What this task involves: Say how many lines of these entries include the word "still", and answer with the number alone.

______

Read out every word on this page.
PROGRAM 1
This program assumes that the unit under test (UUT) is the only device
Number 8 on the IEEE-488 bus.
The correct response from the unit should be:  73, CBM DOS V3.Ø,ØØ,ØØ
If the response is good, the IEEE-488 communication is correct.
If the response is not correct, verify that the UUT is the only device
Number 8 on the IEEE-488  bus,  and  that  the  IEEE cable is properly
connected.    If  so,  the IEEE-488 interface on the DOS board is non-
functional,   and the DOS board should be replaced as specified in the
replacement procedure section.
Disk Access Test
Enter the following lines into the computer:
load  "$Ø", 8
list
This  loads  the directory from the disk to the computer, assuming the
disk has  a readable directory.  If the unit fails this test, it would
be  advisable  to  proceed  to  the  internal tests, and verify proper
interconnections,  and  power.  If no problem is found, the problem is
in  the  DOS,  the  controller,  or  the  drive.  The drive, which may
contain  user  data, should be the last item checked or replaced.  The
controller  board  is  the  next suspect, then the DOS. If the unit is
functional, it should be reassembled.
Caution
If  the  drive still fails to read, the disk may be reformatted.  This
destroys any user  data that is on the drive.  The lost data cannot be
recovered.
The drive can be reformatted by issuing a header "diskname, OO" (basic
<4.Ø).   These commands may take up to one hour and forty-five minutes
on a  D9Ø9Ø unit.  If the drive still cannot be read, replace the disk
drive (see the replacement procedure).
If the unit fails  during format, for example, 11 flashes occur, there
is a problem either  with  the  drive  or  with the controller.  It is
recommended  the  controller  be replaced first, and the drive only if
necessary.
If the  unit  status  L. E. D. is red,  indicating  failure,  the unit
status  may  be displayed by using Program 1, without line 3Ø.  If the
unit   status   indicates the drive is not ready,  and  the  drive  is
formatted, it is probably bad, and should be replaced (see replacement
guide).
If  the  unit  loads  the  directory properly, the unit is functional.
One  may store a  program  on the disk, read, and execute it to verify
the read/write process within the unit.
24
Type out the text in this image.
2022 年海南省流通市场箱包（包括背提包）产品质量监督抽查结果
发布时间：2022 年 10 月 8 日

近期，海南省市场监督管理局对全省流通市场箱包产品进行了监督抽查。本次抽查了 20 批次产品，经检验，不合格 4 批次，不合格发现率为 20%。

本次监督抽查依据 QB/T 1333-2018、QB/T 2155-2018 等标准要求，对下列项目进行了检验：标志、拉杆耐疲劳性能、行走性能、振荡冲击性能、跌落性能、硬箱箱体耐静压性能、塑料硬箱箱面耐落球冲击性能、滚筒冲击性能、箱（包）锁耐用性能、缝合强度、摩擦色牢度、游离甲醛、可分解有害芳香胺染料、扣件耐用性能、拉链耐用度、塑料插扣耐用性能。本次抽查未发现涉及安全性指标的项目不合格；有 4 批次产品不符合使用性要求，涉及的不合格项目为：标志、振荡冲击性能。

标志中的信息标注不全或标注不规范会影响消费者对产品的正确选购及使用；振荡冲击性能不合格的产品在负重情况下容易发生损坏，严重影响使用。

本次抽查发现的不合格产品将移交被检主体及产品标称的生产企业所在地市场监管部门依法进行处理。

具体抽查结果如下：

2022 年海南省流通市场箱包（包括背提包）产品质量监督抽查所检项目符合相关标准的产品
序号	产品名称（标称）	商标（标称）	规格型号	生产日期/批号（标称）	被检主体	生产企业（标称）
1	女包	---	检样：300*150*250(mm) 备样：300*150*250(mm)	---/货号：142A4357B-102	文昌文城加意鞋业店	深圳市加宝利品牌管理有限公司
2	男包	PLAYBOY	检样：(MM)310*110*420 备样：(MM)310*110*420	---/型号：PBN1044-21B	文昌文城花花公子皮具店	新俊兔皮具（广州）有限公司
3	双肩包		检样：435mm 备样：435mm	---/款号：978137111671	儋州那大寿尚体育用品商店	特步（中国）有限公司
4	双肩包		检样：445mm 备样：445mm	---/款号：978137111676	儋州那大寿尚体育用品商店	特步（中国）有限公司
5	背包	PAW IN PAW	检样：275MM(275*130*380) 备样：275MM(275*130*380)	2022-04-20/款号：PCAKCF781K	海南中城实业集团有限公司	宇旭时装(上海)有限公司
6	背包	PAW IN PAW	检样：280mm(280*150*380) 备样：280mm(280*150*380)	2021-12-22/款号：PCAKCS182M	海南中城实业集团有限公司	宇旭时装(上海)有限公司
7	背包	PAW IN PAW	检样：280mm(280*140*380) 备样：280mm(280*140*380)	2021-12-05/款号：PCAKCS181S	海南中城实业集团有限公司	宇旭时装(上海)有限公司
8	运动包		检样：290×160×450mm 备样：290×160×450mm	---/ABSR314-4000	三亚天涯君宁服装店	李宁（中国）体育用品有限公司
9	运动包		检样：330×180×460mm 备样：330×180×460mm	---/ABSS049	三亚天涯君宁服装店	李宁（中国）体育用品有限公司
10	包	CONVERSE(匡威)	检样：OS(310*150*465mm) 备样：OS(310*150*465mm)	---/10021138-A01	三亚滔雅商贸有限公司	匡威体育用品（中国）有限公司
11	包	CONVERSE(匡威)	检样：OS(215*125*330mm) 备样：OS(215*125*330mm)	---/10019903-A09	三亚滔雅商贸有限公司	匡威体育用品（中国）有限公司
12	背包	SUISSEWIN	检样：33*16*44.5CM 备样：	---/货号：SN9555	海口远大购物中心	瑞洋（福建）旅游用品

______

Answer to the problem: 2